*Problem description*: Would you transcribe all of the data exactly, down to the last character?

*Stored data entries*:
● ● ● ● ●

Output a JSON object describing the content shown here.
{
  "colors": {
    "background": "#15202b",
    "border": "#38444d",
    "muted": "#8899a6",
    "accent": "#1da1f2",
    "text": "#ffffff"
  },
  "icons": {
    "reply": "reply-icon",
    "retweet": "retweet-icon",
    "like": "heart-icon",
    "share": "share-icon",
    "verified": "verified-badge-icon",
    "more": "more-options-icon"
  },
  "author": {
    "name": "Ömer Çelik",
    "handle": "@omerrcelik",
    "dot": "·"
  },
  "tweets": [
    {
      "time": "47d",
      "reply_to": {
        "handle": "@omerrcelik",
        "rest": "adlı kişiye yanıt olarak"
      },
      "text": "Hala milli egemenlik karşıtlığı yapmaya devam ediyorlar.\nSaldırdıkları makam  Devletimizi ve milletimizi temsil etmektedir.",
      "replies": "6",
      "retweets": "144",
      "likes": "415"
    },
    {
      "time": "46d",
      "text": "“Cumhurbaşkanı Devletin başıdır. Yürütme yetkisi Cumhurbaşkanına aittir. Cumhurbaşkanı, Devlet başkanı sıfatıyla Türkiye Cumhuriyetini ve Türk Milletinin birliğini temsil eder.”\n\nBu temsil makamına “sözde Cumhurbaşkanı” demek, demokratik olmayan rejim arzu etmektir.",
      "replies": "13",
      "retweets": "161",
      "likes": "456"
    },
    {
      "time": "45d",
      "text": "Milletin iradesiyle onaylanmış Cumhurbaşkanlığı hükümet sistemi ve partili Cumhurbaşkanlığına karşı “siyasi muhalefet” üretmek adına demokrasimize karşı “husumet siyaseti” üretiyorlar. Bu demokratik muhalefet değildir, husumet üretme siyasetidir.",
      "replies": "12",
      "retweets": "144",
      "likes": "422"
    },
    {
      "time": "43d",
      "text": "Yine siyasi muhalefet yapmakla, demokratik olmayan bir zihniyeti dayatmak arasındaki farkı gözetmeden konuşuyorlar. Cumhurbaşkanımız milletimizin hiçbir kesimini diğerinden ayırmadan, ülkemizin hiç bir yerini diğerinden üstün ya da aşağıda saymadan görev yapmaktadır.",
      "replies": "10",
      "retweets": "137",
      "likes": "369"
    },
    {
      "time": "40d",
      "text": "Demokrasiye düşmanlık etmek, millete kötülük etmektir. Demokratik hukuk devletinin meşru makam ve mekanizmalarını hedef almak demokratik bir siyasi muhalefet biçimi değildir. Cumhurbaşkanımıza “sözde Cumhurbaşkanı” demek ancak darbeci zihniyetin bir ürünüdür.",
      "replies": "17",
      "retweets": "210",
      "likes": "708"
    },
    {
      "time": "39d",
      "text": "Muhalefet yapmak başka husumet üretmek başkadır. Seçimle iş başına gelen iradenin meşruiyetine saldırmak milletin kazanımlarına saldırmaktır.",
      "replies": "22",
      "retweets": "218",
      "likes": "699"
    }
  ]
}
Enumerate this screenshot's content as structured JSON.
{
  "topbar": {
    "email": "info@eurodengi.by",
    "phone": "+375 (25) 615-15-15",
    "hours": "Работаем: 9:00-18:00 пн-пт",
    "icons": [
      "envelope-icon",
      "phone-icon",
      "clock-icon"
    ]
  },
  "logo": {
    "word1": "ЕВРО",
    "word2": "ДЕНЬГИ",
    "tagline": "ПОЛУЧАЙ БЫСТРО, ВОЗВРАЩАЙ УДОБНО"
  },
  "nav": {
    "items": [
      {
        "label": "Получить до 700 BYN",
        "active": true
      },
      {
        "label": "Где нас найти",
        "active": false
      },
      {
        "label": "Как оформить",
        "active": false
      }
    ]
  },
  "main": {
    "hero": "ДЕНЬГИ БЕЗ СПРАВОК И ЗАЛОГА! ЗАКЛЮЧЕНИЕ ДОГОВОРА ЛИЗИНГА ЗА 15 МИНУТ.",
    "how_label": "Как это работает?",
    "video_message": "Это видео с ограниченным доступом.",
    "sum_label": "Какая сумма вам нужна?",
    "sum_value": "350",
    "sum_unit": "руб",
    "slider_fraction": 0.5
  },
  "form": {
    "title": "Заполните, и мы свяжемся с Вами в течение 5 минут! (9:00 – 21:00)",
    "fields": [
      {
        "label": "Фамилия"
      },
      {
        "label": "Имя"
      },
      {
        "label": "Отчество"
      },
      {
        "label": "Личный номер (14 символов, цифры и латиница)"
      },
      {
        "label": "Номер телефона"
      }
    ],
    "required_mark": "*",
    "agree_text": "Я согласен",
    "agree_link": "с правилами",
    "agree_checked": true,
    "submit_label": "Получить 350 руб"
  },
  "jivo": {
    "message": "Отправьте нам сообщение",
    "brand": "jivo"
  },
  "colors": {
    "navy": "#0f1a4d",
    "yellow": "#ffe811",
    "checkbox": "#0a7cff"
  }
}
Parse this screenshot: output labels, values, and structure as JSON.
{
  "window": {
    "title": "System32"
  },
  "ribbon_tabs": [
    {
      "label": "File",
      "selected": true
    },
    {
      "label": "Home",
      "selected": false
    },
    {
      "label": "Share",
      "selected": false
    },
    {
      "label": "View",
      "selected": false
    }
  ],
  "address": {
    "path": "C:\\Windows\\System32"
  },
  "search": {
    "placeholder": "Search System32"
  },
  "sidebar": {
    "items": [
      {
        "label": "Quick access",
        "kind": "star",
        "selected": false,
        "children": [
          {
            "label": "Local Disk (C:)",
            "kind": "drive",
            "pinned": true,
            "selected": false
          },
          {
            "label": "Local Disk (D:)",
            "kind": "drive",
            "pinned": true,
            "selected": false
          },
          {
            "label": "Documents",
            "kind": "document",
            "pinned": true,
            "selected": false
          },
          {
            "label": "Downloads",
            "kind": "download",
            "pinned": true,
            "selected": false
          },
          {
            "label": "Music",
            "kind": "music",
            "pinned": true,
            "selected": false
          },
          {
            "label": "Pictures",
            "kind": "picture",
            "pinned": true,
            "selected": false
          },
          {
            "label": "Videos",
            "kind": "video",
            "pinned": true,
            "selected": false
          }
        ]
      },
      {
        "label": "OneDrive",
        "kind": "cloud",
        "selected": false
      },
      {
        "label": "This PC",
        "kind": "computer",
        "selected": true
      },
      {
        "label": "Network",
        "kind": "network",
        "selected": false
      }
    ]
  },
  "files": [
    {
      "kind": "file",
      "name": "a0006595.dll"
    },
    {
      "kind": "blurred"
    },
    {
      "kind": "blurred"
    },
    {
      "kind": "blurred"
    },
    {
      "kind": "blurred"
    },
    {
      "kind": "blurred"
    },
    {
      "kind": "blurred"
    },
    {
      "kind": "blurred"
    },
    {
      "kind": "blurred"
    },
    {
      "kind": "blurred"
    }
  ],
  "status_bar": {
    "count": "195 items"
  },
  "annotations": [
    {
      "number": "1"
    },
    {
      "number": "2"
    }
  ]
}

● ● ● ● ●

*Written response*:
Output a JSON object describing the content shown here.
{
  "colors": {
    "background": "#15202b",
    "border": "#38444d",
    "muted": "#8899a6",
    "accent": "#1da1f2",
    "text": "#ffffff"
  },
  "icons": {
    "reply": "reply-icon",
    "retweet": "retweet-icon",
    "like": "heart-icon",
    "share": "share-icon",
    "verified": "verified-badge-icon",
    "more": "more-options-icon"
  },
  "author": {
    "name": "Ömer Çelik",
    "handle": "@omerrcelik",
    "dot": "·"
  },
  "tweets": [
    {
      "time": "47d",
      "reply_to": {
        "handle": "@omerrcelik",
        "rest": "adlı kişiye yanıt olarak"
      },
      "text": "Hala milli egemenlik karşıtlığı yapmaya devam ediyorlar.\nSaldırdıkları makam  Devletimizi ve milletimizi temsil etmektedir.",
      "replies": "6",
      "retweets": "144",
      "likes": "415"
    },
    {
      "time": "46d",
      "text": "“Cumhurbaşkanı Devletin başıdır. Yürütme yetkisi Cumhurbaşkanına aittir. Cumhurbaşkanı, Devlet başkanı sıfatıyla Türkiye Cumhuriyetini ve Türk Milletinin birliğini temsil eder.”\n\nBu temsil makamına “sözde Cumhurbaşkanı” demek, demokratik olmayan rejim arzu etmektir.",
      "replies": "13",
      "retweets": "161",
      "likes": "456"
    },
    {
      "time": "45d",
      "text": "Milletin iradesiyle onaylanmış Cumhurbaşkanlığı hükümet sistemi ve partili Cumhurbaşkanlığına karşı “siyasi muhalefet” üretmek adına demokrasimize karşı “husumet siyaseti” üretiyorlar. Bu demokratik muhalefet değildir, husumet üretme siyasetidir.",
      "replies": "12",
      "retweets": "144",
      "likes": "422"
    },
    {
      "time": "43d",
      "text": "Yine siyasi muhalefet yapmakla, demokratik olmayan bir zihniyeti dayatmak arasındaki farkı gözetmeden konuşuyorlar. Cumhurbaşkanımız milletimizin hiçbir kesimini diğerinden ayırmadan, ülkemizin hiç bir yerini diğerinden üstün ya da aşağıda saymadan görev yapmaktadır.",
      "replies": "10",
      "retweets": "137",
      "likes": "369"
    },
    {
      "time": "40d",
      "text": "Demokrasiye düşmanlık etmek, millete kötülük etmektir. Demokratik hukuk devletinin meşru makam ve mekanizmalarını hedef almak demokratik bir siyasi muhalefet biçimi değildir. Cumhurbaşkanımıza “sözde Cumhurbaşkanı” demek ancak darbeci zihniyetin bir ürünüdür.",
      "replies": "17",
      "retweets": "210",
      "likes": "708"
    },
    {
      "time": "39d",
      "text": "Muhalefet yapmak başka husumet üretmek başkadır. Seçimle iş başına gelen iradenin meşruiyetine saldırmak milletin kazanımlarına saldırmaktır.",
      "replies": "22",
      "retweets": "218",
      "likes": "699"
    }
  ]
}
Enumerate this screenshot's content as structured JSON.
{
  "topbar": {
    "email": "info@eurodengi.by",
    "phone": "+375 (25) 615-15-15",
    "hours": "Работаем: 9:00-18:00 пн-пт",
    "icons": [
      "envelope-icon",
      "phone-icon",
      "clock-icon"
    ]
  },
  "logo": {
    "word1": "ЕВРО",
    "word2": "ДЕНЬГИ",
    "tagline": "ПОЛУЧАЙ БЫСТРО, ВОЗВРАЩАЙ УДОБНО"
  },
  "nav": {
    "items": [
      {
        "label": "Получить до 700 BYN",
        "active": true
      },
      {
        "label": "Где нас найти",
        "active": false
      },
      {
        "label": "Как оформить",
        "active": false
      }
    ]
  },
  "main": {
    "hero": "ДЕНЬГИ БЕЗ СПРАВОК И ЗАЛОГА! ЗАКЛЮЧЕНИЕ ДОГОВОРА ЛИЗИНГА ЗА 15 МИНУТ.",
    "how_label": "Как это работает?",
    "video_message": "Это видео с ограниченным доступом.",
    "sum_label": "Какая сумма вам нужна?",
    "sum_value": "350",
    "sum_unit": "руб",
    "slider_fraction": 0.5
  },
  "form": {
    "title": "Заполните, и мы свяжемся с Вами в течение 5 минут! (9:00 – 21:00)",
    "fields": [
      {
        "label": "Фамилия"
      },
      {
        "label": "Имя"
      },
      {
        "label": "Отчество"
      },
      {
        "label": "Личный номер (14 символов, цифры и латиница)"
      },
      {
        "label": "Номер телефона"
      }
    ],
    "required_mark": "*",
    "agree_text": "Я согласен",
    "agree_link": "с правилами",
    "agree_checked": true,
    "submit_label": "Получить 350 руб"
  },
  "jivo": {
    "message": "Отправьте нам сообщение",
    "brand": "jivo"
  },
  "colors": {
    "navy": "#0f1a4d",
    "yellow": "#ffe811",
    "checkbox": "#0a7cff"
  }
}
Parse this screenshot: output labels, values, and structure as JSON.
{
  "window": {
    "title": "System32"
  },
  "ribbon_tabs": [
    {
      "label": "File",
      "selected": true
    },
    {
      "label": "Home",
      "selected": false
    },
    {
      "label": "Share",
      "selected": false
    },
    {
      "label": "View",
      "selected": false
    }
  ],
  "address": {
    "path": "C:\\Windows\\System32"
  },
  "search": {
    "placeholder": "Search System32"
  },
  "sidebar": {
    "items": [
      {
        "label": "Quick access",
        "kind": "star",
        "selected": false,
        "children": [
          {
            "label": "Local Disk (C:)",
            "kind": "drive",
            "pinned": true,
            "selected": false
          },
          {
            "label": "Local Disk (D:)",
            "kind": "drive",
            "pinned": true,
            "selected": false
          },
          {
            "label": "Documents",
            "kind": "document",
            "pinned": true,
            "selected": false
          },
          {
            "label": "Downloads",
            "kind": "download",
            "pinned": true,
            "selected": false
          },
          {
            "label": "Music",
            "kind": "music",
            "pinned": true,
            "selected": false
          },
          {
            "label": "Pictures",
            "kind": "picture",
            "pinned": true,
            "selected": false
          },
          {
            "label": "Videos",
            "kind": "video",
            "pinned": true,
            "selected": false
          }
        ]
      },
      {
        "label": "OneDrive",
        "kind": "cloud",
        "selected": false
      },
      {
        "label": "This PC",
        "kind": "computer",
        "selected": true
      },
      {
        "label": "Network",
        "kind": "network",
        "selected": false
      }
    ]
  },
  "files": [
    {
      "kind": "file",
      "name": "a0006595.dll"
    },
    {
      "kind": "blurred"
    },
    {
      "kind": "blurred"
    },
    {
      "kind": "blurred"
    },
    {
      "kind": "blurred"
    },
    {
      "kind": "blurred"
    },
    {
      "kind": "blurred"
    },
    {
      "kind": "blurred"
    },
    {
      "kind": "blurred"
    },
    {
      "kind": "blurred"
    }
  ],
  "status_bar": {
    "count": "195 items"
  },
  "annotations": [
    {
      "number": "1"
    },
    {
      "number": "2"
    }
  ]
}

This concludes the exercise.